■ Input:
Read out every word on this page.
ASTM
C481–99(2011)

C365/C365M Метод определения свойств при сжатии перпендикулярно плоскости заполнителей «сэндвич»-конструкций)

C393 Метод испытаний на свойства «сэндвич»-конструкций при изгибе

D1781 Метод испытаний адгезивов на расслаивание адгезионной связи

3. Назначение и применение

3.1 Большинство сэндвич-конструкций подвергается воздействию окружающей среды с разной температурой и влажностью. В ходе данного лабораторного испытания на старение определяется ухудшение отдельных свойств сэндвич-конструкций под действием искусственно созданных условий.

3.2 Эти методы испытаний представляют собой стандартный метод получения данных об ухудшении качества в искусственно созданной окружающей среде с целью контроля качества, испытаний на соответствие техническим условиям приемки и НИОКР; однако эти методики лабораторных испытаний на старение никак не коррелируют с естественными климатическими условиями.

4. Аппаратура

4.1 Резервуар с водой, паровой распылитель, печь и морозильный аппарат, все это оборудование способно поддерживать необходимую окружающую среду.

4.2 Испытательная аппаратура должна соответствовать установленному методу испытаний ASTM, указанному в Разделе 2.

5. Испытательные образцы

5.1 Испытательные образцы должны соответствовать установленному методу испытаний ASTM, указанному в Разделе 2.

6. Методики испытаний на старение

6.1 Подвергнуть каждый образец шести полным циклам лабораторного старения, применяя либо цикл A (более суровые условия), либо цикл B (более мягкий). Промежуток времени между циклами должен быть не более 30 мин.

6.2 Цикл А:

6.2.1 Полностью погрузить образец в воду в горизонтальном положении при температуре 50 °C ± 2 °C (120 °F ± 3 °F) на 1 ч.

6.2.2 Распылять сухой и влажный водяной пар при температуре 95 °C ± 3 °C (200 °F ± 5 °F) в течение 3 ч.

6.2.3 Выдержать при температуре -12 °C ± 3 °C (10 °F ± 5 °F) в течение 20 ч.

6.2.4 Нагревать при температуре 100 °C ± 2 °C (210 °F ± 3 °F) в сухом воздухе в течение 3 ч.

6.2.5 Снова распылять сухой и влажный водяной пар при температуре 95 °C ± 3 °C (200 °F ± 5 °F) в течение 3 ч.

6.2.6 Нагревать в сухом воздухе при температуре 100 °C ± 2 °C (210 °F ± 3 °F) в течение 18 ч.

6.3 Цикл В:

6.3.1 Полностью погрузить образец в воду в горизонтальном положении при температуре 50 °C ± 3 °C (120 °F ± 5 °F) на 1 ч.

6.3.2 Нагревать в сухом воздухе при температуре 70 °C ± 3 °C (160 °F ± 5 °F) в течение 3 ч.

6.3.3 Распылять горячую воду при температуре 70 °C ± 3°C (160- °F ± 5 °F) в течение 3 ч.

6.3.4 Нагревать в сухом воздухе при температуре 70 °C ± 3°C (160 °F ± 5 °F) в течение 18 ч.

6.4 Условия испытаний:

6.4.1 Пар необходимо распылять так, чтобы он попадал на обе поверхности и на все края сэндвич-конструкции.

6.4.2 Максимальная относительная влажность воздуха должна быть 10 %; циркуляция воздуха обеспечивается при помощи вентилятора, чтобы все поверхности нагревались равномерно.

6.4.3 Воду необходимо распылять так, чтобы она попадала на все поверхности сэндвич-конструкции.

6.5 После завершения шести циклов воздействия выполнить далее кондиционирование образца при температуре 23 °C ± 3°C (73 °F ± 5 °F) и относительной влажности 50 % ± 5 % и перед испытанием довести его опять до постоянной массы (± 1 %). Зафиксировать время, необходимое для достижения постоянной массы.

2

■ Written instruction: Please output every record, keeping each line exact.

■ Solution below:
Read out every word on this page.
ASTM
C481–99(2011)

C365/C365M Метод определения свойств при сжатии перпендикулярно плоскости заполнителей «сэндвич»-конструкций)

C393 Метод испытаний на свойства «сэндвич»-конструкций при изгибе

D1781 Метод испытаний адгезивов на расслаивание адгезионной связи

3. Назначение и применение

3.1 Большинство сэндвич-конструкций подвергается воздействию окружающей среды с разной температурой и влажностью. В ходе данного лабораторного испытания на старение определяется ухудшение отдельных свойств сэндвич-конструкций под действием искусственно созданных условий.

3.2 Эти методы испытаний представляют собой стандартный метод получения данных об ухудшении качества в искусственно созданной окружающей среде с целью контроля качества, испытаний на соответствие техническим условиям приемки и НИОКР; однако эти методики лабораторных испытаний на старение никак не коррелируют с естественными климатическими условиями.

4. Аппаратура

4.1 Резервуар с водой, паровой распылитель, печь и морозильный аппарат, все это оборудование способно поддерживать необходимую окружающую среду.

4.2 Испытательная аппаратура должна соответствовать установленному методу испытаний ASTM, указанному в Разделе 2.

5. Испытательные образцы

5.1 Испытательные образцы должны соответствовать установленному методу испытаний ASTM, указанному в Разделе 2.

6. Методики испытаний на старение

6.1 Подвергнуть каждый образец шести полным циклам лабораторного старения, применяя либо цикл A (более суровые условия), либо цикл B (более мягкий). Промежуток времени между циклами должен быть не более 30 мин.

6.2 Цикл А:

6.2.1 Полностью погрузить образец в воду в горизонтальном положении при температуре 50 °C ± 2 °C (120 °F ± 3 °F) на 1 ч.

6.2.2 Распылять сухой и влажный водяной пар при температуре 95 °C ± 3 °C (200 °F ± 5 °F) в течение 3 ч.

6.2.3 Выдержать при температуре -12 °C ± 3 °C (10 °F ± 5 °F) в течение 20 ч.

6.2.4 Нагревать при температуре 100 °C ± 2 °C (210 °F ± 3 °F) в сухом воздухе в течение 3 ч.

6.2.5 Снова распылять сухой и влажный водяной пар при температуре 95 °C ± 3 °C (200 °F ± 5 °F) в течение 3 ч.

6.2.6 Нагревать в сухом воздухе при температуре 100 °C ± 2 °C (210 °F ± 3 °F) в течение 18 ч.

6.3 Цикл В:

6.3.1 Полностью погрузить образец в воду в горизонтальном положении при температуре 50 °C ± 3 °C (120 °F ± 5 °F) на 1 ч.

6.3.2 Нагревать в сухом воздухе при температуре 70 °C ± 3 °C (160 °F ± 5 °F) в течение 3 ч.

6.3.3 Распылять горячую воду при температуре 70 °C ± 3°C (160- °F ± 5 °F) в течение 3 ч.

6.3.4 Нагревать в сухом воздухе при температуре 70 °C ± 3°C (160 °F ± 5 °F) в течение 18 ч.

6.4 Условия испытаний:

6.4.1 Пар необходимо распылять так, чтобы он попадал на обе поверхности и на все края сэндвич-конструкции.

6.4.2 Максимальная относительная влажность воздуха должна быть 10 %; циркуляция воздуха обеспечивается при помощи вентилятора, чтобы все поверхности нагревались равномерно.

6.4.3 Воду необходимо распылять так, чтобы она попадала на все поверхности сэндвич-конструкции.

6.5 После завершения шести циклов воздействия выполнить далее кондиционирование образца при температуре 23 °C ± 3°C (73 °F ± 5 °F) и относительной влажности 50 % ± 5 % и перед испытанием довести его опять до постоянной массы (± 1 %). Зафиксировать время, необходимое для достижения постоянной массы.

2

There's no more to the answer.